** WHAT YOU ARE ASKED TO DO **
Reproduce the items verbatim, from the first line through the line containing "install-app-icon[interactable]: ⧉ [1180, 35, 1188, 48]", including that line.

━━━

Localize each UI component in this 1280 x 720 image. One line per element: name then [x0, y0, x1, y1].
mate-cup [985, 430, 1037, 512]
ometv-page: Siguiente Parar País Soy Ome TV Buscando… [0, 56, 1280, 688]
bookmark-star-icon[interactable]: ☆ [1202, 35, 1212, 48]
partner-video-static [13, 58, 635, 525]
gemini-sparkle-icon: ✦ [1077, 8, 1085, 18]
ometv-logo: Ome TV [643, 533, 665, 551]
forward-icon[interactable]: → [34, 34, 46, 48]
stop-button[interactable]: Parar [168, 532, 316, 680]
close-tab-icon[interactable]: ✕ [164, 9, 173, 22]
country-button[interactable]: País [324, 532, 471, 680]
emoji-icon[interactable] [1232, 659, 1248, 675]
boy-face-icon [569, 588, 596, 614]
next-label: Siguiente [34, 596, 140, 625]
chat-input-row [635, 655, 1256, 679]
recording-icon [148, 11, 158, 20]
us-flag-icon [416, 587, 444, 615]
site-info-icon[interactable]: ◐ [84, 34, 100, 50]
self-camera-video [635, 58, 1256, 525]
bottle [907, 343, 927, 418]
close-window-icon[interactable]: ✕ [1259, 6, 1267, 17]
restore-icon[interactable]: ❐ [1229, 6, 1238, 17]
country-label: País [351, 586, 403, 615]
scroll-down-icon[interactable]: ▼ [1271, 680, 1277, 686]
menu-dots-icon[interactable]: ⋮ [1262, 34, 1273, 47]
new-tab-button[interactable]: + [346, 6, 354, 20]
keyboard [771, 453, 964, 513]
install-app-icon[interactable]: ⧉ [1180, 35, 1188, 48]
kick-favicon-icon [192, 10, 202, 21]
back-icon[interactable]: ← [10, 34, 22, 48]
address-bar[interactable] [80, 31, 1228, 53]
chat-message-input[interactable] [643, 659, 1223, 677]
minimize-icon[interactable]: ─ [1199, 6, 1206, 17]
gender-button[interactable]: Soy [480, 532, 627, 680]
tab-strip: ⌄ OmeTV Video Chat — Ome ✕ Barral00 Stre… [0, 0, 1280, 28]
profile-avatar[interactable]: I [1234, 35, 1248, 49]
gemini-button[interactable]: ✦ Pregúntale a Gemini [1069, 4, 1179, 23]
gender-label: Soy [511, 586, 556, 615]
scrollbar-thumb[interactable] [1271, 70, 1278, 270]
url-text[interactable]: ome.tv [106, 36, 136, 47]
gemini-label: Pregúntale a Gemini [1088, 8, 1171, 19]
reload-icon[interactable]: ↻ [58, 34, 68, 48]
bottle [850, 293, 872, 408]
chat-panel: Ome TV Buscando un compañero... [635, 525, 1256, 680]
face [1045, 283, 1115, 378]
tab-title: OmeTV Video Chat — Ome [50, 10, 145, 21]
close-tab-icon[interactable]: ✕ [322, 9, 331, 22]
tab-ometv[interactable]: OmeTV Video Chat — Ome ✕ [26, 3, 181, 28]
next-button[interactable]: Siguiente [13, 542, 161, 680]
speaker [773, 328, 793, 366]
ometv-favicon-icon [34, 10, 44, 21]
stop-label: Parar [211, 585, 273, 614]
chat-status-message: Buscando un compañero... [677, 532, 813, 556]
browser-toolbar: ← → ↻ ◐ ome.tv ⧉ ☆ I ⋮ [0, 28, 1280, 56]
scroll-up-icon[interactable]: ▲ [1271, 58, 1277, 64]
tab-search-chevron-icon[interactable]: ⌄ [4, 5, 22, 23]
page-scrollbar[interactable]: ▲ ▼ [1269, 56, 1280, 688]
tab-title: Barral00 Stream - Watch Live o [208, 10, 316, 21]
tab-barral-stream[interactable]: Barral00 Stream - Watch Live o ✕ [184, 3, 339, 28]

━━━

** RESULT OF THE EXERCISE **
Localize each UI component in this 1280 x 720 image. One line per element: name then [x0, y0, x1, y1].
mate-cup [985, 430, 1037, 512]
ometv-page: Siguiente Parar País Soy Ome TV Buscando… [0, 56, 1280, 688]
bookmark-star-icon[interactable]: ☆ [1202, 35, 1212, 48]
partner-video-static [13, 58, 635, 525]
gemini-sparkle-icon: ✦ [1077, 8, 1085, 18]
ometv-logo: Ome TV [643, 533, 665, 551]
forward-icon[interactable]: → [34, 34, 46, 48]
stop-button[interactable]: Parar [168, 532, 316, 680]
close-tab-icon[interactable]: ✕ [164, 9, 173, 22]
country-button[interactable]: País [324, 532, 471, 680]
emoji-icon[interactable] [1232, 659, 1248, 675]
boy-face-icon [569, 588, 596, 614]
next-label: Siguiente [34, 596, 140, 625]
chat-input-row [635, 655, 1256, 679]
recording-icon [148, 11, 158, 20]
us-flag-icon [416, 587, 444, 615]
site-info-icon[interactable]: ◐ [84, 34, 100, 50]
self-camera-video [635, 58, 1256, 525]
bottle [907, 343, 927, 418]
close-window-icon[interactable]: ✕ [1259, 6, 1267, 17]
restore-icon[interactable]: ❐ [1229, 6, 1238, 17]
country-label: País [351, 586, 403, 615]
scroll-down-icon[interactable]: ▼ [1271, 680, 1277, 686]
menu-dots-icon[interactable]: ⋮ [1262, 34, 1273, 47]
new-tab-button[interactable]: + [346, 6, 354, 20]
keyboard [771, 453, 964, 513]
install-app-icon[interactable]: ⧉ [1180, 35, 1188, 48]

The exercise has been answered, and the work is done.